** start Materials provided **

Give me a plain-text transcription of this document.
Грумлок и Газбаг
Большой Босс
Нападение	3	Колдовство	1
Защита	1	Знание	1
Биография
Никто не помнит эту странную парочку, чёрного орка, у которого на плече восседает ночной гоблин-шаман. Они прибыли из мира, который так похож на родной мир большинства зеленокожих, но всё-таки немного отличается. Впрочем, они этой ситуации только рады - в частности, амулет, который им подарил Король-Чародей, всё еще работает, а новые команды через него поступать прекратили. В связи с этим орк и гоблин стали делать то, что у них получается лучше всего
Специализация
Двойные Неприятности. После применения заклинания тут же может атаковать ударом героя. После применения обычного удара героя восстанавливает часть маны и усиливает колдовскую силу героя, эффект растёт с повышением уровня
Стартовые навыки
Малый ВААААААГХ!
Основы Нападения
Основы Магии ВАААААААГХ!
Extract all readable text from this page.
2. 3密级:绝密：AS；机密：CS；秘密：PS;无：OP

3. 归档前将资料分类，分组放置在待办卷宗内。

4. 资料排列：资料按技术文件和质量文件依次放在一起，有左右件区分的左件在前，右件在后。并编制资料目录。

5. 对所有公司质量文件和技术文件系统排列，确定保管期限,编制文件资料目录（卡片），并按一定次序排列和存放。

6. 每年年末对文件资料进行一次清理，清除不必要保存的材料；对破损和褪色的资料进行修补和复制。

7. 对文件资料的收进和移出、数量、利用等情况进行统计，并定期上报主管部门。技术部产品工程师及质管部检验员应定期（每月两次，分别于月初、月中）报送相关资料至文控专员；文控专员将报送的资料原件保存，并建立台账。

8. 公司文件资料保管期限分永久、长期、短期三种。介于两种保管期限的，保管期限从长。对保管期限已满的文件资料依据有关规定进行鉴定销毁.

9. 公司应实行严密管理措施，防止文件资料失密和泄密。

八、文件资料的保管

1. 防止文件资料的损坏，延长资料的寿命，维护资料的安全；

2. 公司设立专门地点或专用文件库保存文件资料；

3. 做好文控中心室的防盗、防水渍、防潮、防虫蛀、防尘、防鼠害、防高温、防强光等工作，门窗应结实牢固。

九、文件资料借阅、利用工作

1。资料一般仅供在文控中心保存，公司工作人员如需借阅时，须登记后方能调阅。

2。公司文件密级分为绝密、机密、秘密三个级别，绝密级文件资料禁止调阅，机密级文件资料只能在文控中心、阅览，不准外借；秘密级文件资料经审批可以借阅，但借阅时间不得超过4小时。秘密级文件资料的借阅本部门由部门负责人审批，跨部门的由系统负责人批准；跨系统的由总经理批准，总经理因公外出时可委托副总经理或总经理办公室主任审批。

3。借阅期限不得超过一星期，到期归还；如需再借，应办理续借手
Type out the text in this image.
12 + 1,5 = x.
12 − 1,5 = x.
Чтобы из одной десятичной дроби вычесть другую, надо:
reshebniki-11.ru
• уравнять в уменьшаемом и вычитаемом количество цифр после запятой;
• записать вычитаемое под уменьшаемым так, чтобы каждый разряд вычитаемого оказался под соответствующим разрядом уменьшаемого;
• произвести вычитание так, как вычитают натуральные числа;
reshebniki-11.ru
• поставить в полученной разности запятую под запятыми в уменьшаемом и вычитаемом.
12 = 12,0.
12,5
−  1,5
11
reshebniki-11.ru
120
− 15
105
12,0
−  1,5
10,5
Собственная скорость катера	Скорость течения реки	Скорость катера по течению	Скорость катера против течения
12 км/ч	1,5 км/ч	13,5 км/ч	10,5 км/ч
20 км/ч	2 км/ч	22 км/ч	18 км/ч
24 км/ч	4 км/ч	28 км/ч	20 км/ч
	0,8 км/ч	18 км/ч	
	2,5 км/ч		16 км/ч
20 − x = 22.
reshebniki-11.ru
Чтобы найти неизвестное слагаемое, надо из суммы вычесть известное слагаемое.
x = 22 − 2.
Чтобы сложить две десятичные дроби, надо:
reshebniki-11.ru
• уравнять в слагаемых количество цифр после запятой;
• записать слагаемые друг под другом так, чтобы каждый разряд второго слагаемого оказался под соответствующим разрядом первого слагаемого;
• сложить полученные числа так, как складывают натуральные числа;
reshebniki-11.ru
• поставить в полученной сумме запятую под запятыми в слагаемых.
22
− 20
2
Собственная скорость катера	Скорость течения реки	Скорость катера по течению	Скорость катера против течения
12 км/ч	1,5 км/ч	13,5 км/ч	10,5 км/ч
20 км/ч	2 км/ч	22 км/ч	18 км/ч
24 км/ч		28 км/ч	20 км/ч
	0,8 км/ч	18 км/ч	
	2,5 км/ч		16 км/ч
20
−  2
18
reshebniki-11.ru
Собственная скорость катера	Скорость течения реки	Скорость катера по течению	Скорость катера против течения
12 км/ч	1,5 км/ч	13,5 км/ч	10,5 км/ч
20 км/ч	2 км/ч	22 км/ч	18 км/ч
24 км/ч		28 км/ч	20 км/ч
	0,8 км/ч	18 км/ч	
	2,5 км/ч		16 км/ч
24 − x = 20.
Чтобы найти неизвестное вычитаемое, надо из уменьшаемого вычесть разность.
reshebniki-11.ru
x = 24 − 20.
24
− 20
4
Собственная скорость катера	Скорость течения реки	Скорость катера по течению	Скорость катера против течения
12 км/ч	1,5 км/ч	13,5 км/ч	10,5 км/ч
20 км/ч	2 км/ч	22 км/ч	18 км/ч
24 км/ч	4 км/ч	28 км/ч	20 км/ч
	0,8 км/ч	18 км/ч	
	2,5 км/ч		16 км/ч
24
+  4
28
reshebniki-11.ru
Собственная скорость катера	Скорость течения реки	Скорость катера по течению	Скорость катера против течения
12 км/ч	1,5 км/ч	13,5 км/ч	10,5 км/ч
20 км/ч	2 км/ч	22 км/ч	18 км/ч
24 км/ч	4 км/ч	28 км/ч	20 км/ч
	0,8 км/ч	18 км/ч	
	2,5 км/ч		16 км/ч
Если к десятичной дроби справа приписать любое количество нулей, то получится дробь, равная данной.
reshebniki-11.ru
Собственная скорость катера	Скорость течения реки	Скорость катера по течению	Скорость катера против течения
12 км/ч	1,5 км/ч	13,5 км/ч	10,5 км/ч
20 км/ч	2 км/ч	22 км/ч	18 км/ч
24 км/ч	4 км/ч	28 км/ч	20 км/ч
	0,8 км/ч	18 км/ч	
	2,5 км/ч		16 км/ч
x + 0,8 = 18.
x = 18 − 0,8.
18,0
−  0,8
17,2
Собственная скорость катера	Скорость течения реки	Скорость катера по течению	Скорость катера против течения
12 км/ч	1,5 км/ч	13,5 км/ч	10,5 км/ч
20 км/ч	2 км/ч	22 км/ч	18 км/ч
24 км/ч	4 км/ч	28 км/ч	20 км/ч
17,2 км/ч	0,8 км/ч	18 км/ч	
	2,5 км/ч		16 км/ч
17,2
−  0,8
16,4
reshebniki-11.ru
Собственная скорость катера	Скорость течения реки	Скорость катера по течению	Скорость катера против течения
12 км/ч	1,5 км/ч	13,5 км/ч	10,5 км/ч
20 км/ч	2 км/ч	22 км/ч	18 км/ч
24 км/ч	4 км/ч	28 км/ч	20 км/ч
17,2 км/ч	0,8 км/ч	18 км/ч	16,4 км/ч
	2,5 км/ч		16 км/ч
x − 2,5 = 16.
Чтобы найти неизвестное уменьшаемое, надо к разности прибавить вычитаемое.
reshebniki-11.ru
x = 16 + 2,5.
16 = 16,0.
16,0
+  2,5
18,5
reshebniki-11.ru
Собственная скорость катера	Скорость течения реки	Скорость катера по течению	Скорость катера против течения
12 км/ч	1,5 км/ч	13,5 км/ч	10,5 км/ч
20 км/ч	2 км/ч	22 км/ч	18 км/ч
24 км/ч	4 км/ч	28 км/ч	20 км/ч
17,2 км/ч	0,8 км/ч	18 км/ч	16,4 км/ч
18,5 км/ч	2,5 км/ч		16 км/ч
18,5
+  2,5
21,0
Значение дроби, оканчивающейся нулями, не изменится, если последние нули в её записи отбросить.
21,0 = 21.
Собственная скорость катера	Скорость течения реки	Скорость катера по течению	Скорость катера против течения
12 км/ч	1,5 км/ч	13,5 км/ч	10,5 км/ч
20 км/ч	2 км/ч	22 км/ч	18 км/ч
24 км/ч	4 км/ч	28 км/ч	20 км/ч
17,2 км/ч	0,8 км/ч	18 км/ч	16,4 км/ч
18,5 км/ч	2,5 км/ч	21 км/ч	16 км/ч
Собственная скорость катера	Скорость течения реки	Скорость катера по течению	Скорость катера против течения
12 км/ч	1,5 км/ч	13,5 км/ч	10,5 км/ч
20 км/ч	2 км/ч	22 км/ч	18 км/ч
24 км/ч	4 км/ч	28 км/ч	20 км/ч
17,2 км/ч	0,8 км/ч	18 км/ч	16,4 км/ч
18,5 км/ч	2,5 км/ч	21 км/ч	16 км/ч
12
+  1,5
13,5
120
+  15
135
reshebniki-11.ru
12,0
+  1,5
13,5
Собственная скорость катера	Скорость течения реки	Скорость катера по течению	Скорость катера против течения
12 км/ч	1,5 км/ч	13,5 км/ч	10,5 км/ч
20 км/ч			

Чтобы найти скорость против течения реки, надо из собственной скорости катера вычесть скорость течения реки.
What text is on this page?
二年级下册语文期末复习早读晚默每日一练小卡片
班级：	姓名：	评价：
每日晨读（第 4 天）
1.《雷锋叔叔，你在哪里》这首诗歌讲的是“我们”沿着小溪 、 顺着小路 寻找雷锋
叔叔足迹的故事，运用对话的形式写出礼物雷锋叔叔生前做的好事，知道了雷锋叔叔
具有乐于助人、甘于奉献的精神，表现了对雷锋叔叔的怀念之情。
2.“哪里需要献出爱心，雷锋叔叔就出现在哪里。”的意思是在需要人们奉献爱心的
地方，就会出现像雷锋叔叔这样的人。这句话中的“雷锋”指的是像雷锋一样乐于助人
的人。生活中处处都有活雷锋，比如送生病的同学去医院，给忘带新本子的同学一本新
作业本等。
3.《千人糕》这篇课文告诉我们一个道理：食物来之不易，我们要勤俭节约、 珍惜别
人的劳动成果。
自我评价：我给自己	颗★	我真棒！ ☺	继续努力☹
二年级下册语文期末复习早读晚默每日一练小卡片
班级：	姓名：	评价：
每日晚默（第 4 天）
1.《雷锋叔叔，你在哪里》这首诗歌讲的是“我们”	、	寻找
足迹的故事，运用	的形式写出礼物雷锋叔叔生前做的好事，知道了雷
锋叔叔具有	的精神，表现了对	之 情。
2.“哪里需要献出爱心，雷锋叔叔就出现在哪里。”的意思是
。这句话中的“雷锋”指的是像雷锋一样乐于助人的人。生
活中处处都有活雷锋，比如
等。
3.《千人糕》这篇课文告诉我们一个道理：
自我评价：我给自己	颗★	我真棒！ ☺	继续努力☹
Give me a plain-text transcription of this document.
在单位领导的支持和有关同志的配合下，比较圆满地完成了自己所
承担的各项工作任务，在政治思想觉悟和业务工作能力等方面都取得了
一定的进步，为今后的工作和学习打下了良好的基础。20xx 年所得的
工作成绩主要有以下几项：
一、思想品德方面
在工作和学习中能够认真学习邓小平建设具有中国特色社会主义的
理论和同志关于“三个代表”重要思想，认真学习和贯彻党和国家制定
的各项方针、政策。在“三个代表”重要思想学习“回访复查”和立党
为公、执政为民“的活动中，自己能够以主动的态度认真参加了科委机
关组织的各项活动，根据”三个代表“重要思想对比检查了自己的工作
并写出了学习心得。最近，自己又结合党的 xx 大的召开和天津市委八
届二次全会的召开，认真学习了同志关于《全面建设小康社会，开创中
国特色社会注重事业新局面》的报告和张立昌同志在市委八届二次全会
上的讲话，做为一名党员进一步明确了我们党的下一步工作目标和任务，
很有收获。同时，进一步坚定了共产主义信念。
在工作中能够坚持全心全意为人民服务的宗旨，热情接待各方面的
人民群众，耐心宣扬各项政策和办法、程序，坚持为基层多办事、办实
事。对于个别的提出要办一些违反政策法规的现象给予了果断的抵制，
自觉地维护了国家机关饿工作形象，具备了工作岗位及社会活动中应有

** end Materials provided **

Looking at the listing above, how many of its lines contain the string "запятую"? Give the number alone.

#### [Exercise result]
2